Stated task.
Scan the material below for the string "name", and copy every line where it shows up.

Stored data entries
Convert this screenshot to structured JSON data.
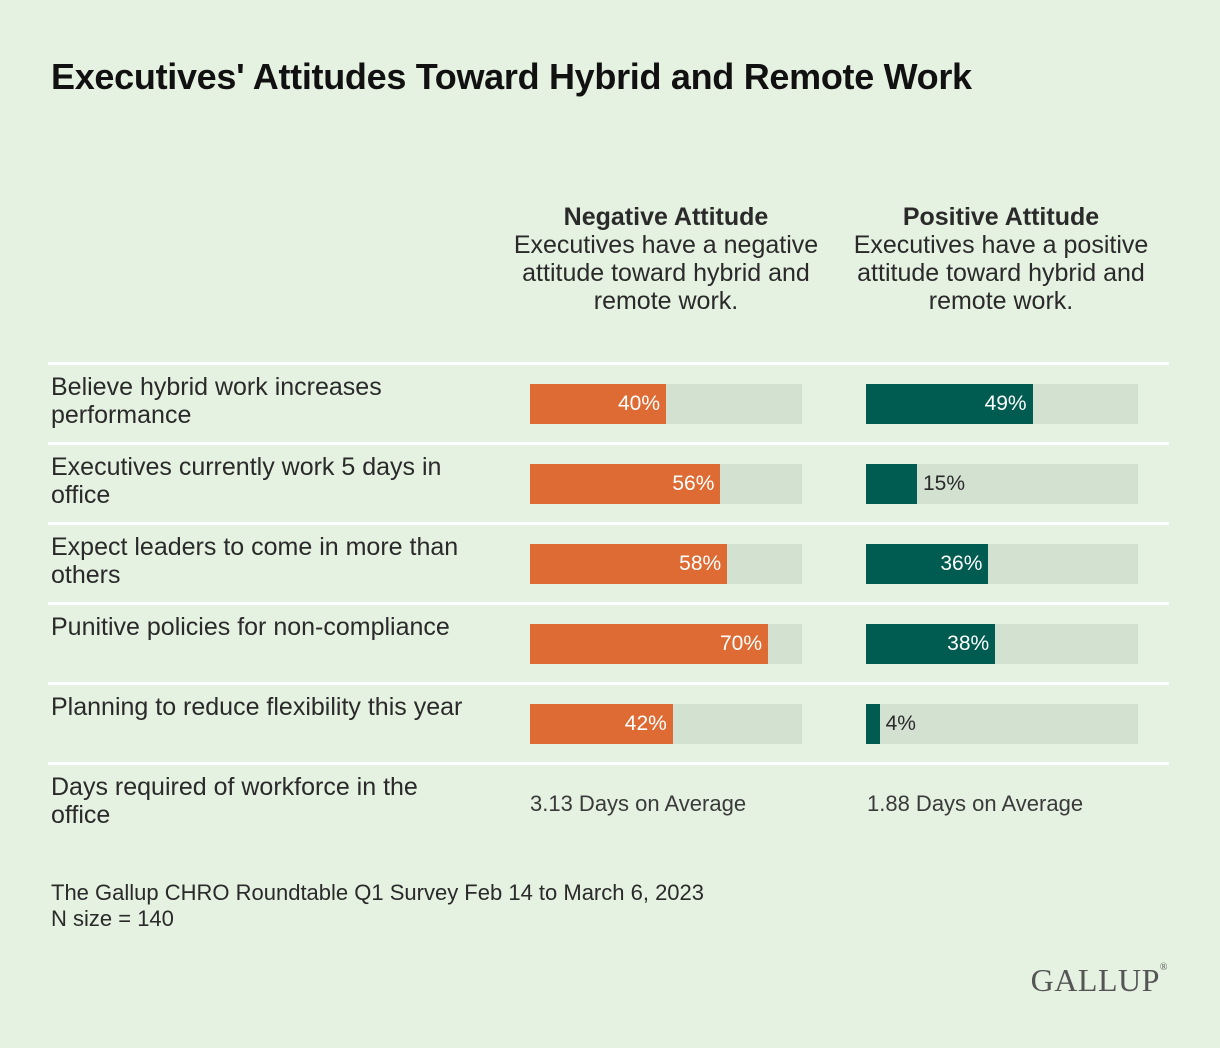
{
  "title": "Executives' Attitudes Toward Hybrid and Remote Work",
  "columns": {
    "negative": {
      "heading": "Negative Attitude",
      "description": "Executives have a negative attitude toward hybrid and remote work."
    },
    "positive": {
      "heading": "Positive Attitude",
      "description": "Executives have a positive attitude toward hybrid and remote work."
    }
  },
  "colors": {
    "negative": "#dd6b33",
    "positive": "#005b50",
    "track": "#d3e1d0",
    "background": "#e5f1e1"
  },
  "chart_data": {
    "type": "bar",
    "orientation": "horizontal",
    "categories": [
      "Believe hybrid work increases performance",
      "Executives currently work 5 days in office",
      "Expect leaders to come in more than others",
      "Punitive policies for non-compliance",
      "Planning to reduce flexibility this year"
    ],
    "series": [
      {
        "name": "Negative Attitude",
        "values": [
          40,
          56,
          58,
          70,
          42
        ],
        "labels": [
          "40%",
          "56%",
          "58%",
          "70%",
          "42%"
        ]
      },
      {
        "name": "Positive Attitude",
        "values": [
          49,
          15,
          36,
          38,
          4
        ],
        "labels": [
          "49%",
          "15%",
          "36%",
          "38%",
          "4%"
        ]
      }
    ],
    "xlim": [
      0,
      80
    ],
    "summary_row": {
      "label": "Days required of workforce in the office",
      "negative": "3.13 Days on Average",
      "positive": "1.88 Days on Average"
    }
  },
  "source": {
    "line1": "The Gallup CHRO Roundtable Q1 Survey Feb 14 to March 6, 2023",
    "line2": "N size = 140"
  },
  "logo": "GALLUP"
}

Full solution.
        "name": "Negative Attitude",
        "name": "Positive Attitude",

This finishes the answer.